**Goal of the exercise:** Copy out each line in the material below that has the word "ante".

***

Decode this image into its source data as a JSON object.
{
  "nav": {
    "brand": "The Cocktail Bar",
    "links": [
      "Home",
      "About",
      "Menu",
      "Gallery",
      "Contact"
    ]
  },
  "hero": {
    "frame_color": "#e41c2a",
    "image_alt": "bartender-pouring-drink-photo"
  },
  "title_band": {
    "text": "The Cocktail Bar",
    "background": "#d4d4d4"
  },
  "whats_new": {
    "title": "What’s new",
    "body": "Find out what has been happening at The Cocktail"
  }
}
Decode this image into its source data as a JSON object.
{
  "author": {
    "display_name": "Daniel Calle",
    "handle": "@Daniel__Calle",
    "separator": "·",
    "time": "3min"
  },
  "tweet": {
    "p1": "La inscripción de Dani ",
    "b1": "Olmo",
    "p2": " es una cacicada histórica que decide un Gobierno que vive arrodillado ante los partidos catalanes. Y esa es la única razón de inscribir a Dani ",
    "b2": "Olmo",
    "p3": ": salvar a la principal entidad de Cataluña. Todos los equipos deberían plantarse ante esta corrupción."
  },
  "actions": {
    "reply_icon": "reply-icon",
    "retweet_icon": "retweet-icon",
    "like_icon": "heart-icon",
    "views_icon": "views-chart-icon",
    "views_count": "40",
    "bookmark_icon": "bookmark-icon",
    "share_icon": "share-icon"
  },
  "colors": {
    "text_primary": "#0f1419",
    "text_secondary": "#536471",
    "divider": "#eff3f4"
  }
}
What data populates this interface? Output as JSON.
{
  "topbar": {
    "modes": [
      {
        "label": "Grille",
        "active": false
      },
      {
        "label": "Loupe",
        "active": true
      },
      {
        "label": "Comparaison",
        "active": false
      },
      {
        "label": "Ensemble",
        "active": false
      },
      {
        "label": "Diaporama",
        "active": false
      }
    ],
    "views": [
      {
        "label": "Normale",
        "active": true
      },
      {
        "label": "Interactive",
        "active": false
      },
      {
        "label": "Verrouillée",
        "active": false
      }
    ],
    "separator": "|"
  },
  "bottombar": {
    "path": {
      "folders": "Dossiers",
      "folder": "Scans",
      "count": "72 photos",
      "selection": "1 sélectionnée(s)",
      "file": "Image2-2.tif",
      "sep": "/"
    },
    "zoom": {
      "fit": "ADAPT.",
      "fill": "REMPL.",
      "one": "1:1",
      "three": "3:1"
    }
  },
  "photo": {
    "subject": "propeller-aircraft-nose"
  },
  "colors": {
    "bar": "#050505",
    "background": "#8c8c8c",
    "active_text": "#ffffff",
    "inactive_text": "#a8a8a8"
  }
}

***

**Task result:**
    "p2": " es una cacicada histórica que decide un Gobierno que vive arrodillado ante los partidos catalanes. Y esa es la única razón de inscribir a Dani ",
    "p3": ": salvar a la principal entidad de Cataluña. Todos los equipos deberían plantarse ante esta corrupción."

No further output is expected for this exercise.